** start Listed records **
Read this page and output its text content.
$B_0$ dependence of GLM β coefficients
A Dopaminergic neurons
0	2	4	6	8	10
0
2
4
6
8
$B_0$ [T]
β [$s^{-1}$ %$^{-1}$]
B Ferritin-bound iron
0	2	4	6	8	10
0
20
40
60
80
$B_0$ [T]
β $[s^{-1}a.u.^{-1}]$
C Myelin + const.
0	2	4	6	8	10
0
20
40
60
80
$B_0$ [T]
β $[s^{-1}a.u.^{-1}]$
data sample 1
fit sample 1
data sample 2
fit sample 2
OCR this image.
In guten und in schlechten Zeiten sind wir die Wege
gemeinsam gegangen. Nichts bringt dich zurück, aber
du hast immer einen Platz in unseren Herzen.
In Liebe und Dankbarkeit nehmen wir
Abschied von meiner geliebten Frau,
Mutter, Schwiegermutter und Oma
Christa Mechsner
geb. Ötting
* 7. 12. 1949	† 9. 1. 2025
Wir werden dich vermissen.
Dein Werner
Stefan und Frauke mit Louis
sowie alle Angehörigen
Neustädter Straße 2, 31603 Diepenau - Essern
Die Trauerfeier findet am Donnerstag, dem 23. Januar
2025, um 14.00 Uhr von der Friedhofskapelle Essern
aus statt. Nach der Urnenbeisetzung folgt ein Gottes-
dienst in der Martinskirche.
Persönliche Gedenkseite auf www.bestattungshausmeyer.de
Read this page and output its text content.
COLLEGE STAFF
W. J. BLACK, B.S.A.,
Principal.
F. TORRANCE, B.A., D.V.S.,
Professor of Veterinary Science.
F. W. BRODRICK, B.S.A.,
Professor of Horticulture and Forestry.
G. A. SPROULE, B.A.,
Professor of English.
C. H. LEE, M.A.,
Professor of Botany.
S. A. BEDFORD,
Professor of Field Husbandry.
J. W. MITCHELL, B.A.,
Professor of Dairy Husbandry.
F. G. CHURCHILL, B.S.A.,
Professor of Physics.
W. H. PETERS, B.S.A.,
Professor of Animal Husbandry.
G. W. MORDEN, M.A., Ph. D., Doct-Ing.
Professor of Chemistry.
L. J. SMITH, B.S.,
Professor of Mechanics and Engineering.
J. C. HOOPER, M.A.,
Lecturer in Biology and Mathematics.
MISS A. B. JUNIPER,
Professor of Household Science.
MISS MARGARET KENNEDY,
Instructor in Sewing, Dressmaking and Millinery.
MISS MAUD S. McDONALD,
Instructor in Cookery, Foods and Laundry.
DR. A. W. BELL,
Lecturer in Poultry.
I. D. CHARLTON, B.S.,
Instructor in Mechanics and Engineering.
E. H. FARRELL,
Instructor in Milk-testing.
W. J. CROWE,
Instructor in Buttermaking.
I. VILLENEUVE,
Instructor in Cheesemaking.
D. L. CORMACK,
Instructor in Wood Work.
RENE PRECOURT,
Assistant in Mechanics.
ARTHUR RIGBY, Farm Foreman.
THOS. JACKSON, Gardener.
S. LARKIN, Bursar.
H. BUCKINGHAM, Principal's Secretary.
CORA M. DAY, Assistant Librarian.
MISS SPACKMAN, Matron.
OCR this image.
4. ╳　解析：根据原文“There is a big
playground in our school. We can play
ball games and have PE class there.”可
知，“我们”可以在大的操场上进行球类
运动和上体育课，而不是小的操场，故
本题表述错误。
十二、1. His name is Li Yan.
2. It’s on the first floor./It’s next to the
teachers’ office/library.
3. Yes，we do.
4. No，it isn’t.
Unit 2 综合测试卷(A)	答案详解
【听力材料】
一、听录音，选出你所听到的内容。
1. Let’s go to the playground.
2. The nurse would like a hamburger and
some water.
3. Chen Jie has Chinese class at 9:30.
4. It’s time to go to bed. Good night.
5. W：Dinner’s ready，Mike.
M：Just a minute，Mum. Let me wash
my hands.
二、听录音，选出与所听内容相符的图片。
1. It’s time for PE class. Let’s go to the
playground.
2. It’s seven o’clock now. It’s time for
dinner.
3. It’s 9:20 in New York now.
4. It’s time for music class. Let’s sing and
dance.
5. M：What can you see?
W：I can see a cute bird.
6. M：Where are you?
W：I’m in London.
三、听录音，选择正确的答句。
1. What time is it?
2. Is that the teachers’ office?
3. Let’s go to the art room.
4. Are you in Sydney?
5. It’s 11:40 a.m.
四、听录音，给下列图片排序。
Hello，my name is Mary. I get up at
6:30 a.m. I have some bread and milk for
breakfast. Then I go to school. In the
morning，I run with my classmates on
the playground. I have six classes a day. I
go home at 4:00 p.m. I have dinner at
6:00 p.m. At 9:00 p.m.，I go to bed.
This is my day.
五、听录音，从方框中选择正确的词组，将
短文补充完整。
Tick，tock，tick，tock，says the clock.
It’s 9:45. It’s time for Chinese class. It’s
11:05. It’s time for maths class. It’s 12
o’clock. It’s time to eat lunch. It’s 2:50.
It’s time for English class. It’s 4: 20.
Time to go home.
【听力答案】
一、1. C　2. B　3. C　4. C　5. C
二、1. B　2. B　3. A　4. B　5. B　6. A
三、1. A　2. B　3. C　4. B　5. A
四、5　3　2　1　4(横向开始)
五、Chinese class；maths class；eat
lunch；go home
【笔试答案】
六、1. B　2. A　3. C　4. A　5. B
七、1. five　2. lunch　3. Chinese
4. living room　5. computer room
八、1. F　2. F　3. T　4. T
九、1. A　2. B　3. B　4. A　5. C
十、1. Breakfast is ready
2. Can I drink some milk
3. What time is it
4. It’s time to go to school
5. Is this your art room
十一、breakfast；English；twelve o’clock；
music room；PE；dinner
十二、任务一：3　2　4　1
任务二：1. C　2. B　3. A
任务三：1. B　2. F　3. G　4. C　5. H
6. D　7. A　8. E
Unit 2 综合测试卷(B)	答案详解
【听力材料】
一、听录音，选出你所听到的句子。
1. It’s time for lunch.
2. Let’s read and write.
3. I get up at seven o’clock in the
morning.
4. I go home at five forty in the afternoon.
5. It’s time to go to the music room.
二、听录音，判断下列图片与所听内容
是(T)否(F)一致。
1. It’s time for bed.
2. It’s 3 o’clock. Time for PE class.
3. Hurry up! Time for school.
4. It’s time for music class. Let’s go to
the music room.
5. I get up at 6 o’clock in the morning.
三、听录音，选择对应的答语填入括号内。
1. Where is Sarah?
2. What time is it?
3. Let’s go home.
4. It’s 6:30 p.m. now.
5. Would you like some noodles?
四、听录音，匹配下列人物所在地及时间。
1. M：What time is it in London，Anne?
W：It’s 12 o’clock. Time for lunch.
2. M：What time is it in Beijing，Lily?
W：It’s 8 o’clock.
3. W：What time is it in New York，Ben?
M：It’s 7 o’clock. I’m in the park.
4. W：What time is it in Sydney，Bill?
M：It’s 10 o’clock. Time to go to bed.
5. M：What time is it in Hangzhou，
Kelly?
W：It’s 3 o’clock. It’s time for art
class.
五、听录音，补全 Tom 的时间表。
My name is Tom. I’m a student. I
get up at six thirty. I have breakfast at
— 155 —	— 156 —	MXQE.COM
** end Listed records **
Required task: Across the entries, how many lines contain "lunch"? Reply with the number only.

Task output: 5